◆ CHALLENGE: Count how many lines of the material contain the string "SECTION", then give that number and nothing more.

◆ DATASET RECORDS:
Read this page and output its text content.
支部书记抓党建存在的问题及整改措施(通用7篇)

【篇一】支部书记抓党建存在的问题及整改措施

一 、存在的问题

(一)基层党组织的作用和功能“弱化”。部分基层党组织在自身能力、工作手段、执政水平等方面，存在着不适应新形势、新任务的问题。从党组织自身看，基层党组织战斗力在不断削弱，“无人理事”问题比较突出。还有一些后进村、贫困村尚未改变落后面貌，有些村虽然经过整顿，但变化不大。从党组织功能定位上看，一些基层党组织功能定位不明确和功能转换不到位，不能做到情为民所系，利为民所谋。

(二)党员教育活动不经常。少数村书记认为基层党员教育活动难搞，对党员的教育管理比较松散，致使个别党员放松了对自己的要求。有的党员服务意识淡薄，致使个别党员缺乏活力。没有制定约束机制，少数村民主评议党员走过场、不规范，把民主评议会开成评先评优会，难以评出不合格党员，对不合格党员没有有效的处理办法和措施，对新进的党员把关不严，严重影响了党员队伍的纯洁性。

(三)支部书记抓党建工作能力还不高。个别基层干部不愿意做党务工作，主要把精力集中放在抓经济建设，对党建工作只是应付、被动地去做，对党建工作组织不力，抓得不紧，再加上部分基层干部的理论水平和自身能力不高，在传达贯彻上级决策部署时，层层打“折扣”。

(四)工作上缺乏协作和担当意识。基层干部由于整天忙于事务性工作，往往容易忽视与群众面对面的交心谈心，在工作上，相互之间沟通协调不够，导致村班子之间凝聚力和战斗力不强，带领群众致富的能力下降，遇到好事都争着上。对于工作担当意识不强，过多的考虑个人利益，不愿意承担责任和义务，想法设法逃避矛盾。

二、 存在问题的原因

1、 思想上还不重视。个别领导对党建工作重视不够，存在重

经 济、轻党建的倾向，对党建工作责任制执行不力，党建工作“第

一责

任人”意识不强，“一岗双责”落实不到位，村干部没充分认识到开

...

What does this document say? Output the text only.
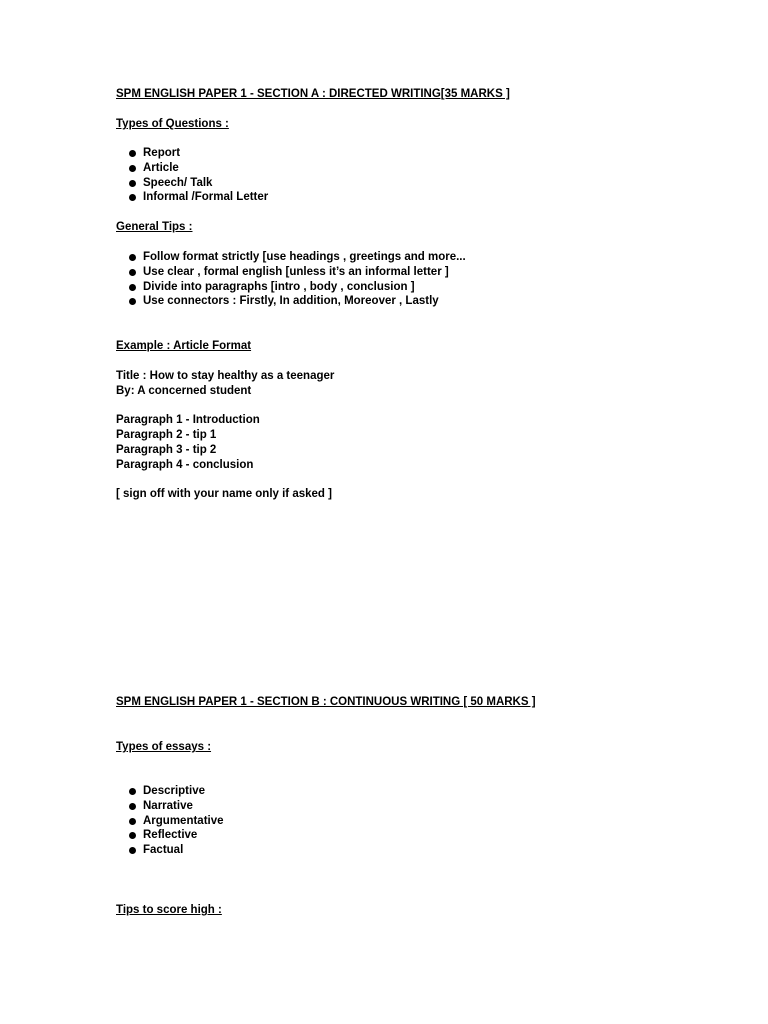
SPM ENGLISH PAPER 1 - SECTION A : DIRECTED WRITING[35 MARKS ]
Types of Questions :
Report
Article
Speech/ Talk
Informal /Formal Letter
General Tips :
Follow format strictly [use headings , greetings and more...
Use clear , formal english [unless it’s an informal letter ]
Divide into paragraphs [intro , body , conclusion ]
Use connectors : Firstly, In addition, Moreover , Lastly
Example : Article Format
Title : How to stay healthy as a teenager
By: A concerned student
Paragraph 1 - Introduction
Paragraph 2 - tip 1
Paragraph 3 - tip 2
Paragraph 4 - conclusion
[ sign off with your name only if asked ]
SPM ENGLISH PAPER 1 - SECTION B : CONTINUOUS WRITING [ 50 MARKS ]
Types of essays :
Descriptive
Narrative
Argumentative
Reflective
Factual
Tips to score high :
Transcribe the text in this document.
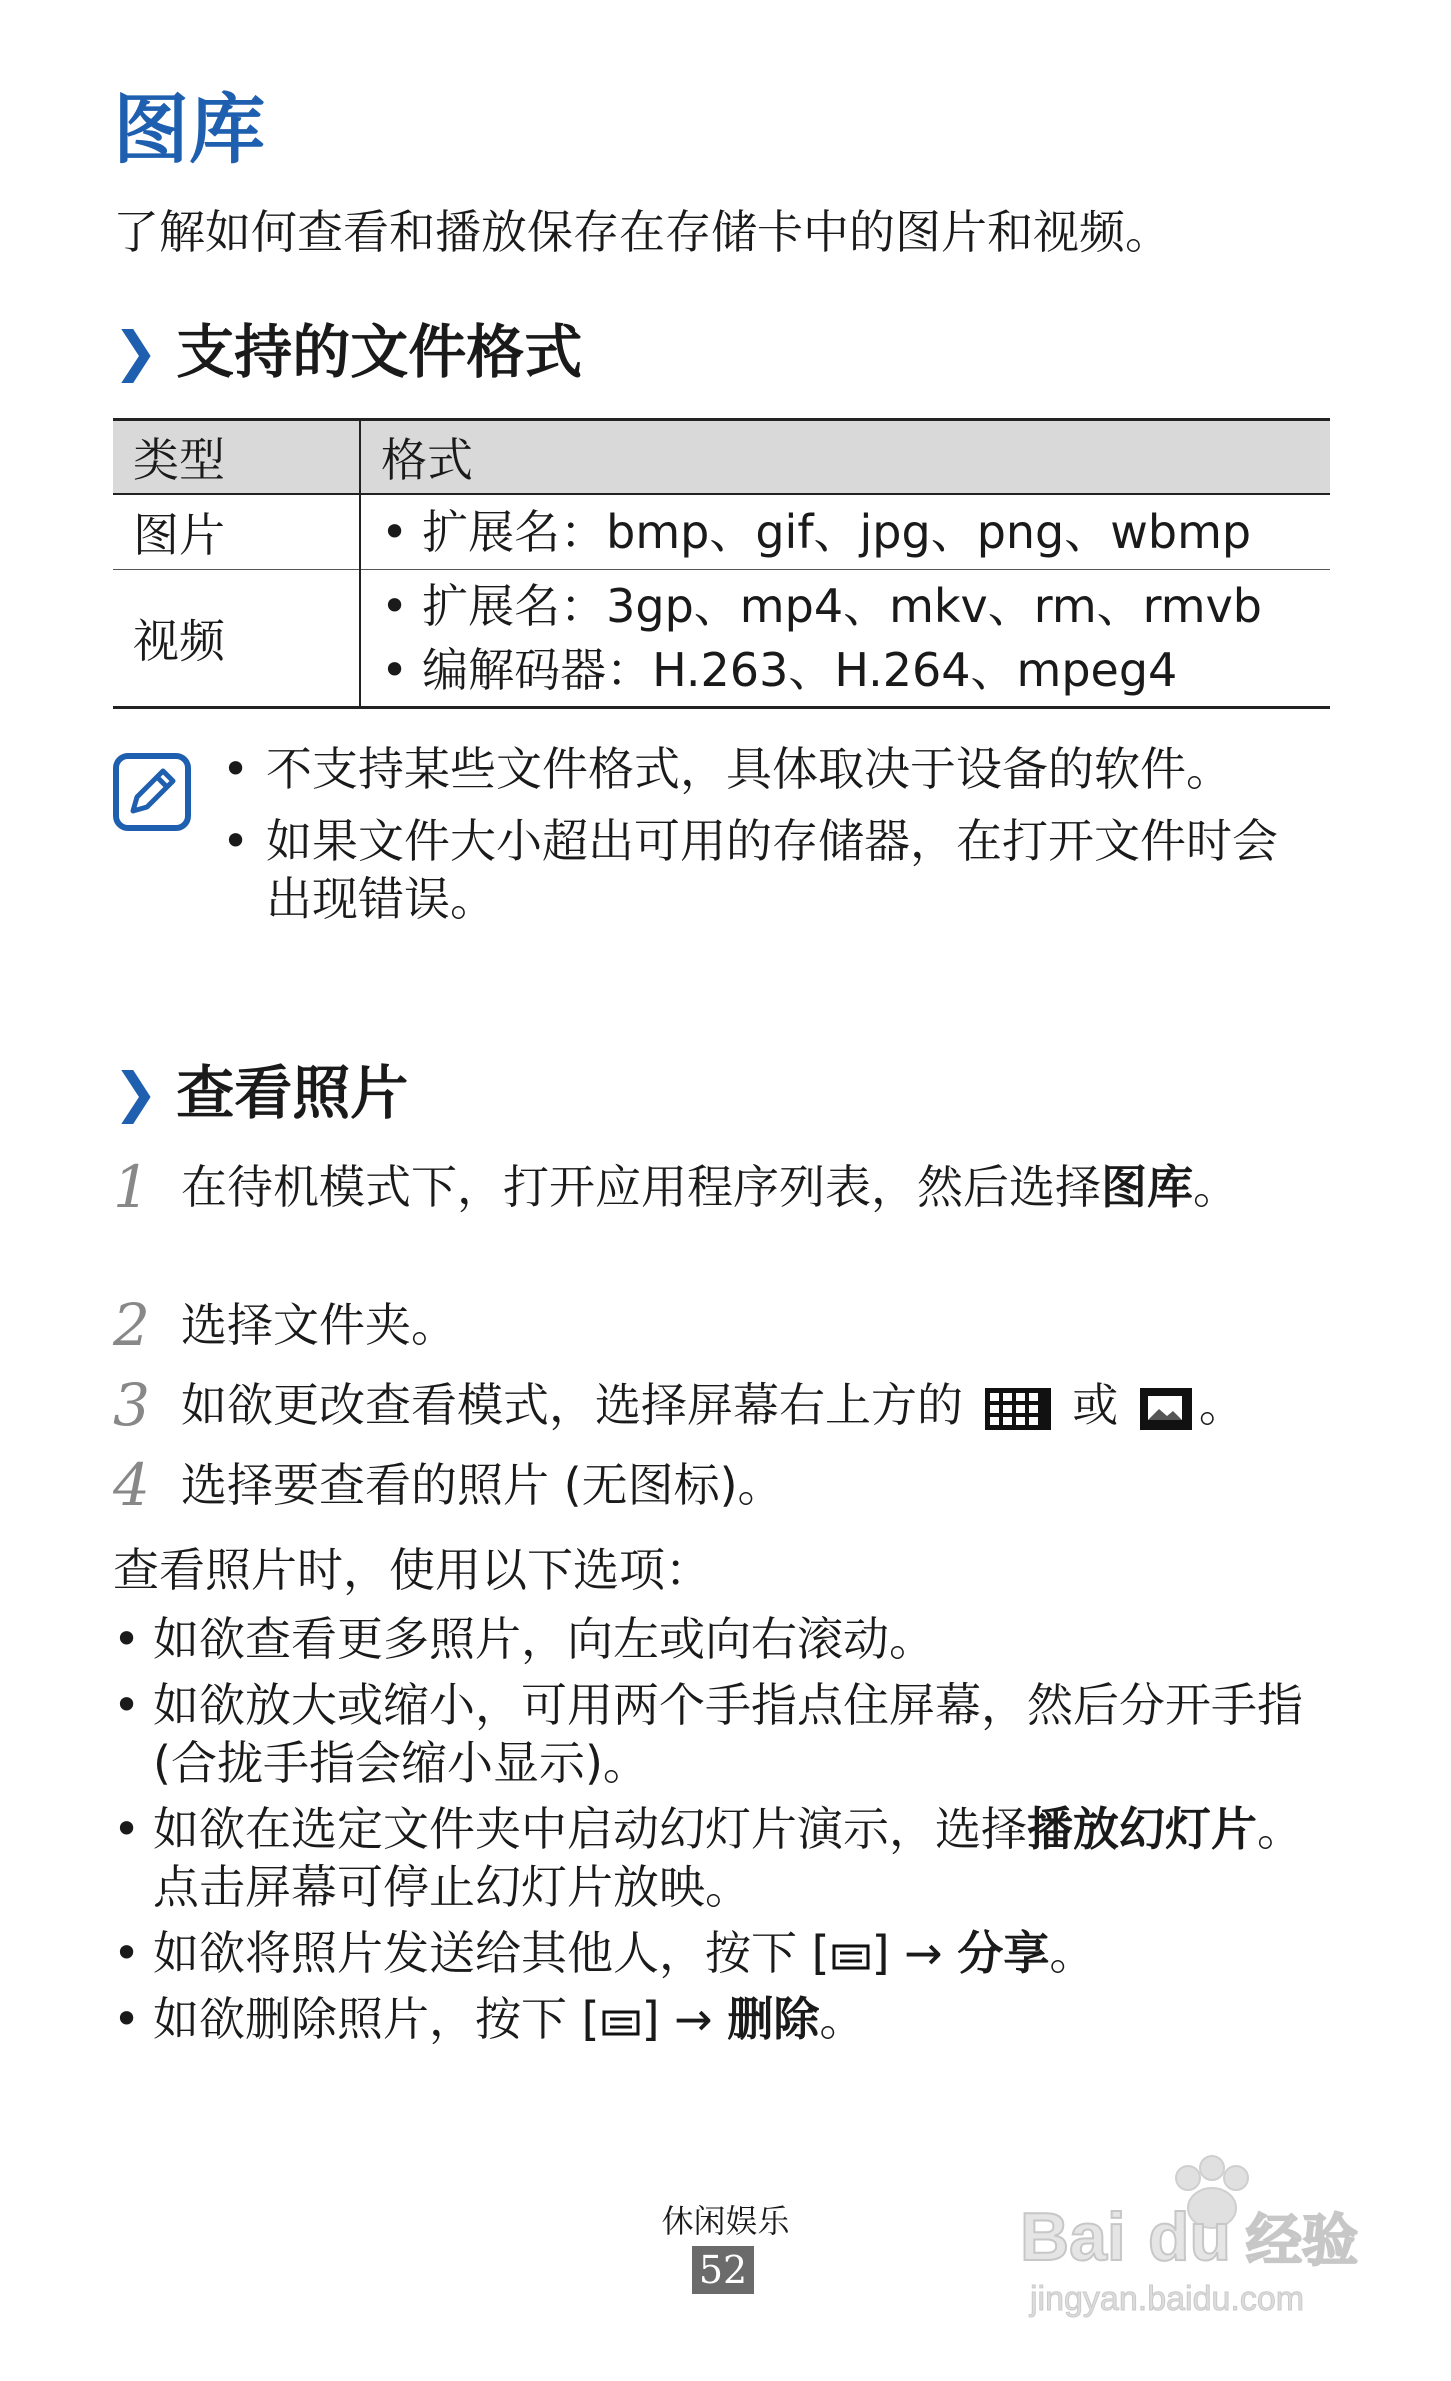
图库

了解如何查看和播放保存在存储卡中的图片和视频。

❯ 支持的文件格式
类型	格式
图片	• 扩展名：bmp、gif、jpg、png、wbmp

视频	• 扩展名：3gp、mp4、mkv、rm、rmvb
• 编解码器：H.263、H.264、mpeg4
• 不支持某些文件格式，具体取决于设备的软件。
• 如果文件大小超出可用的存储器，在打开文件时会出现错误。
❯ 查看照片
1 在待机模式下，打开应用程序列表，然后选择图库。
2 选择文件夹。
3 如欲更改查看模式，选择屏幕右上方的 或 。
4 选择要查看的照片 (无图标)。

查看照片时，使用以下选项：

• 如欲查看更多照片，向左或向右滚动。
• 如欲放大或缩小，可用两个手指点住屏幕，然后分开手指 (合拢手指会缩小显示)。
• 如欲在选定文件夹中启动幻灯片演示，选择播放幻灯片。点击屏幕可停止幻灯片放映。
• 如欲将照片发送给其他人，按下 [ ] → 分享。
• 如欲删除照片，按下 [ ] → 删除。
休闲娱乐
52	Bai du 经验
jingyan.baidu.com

◆ TASK SOLUTION: 2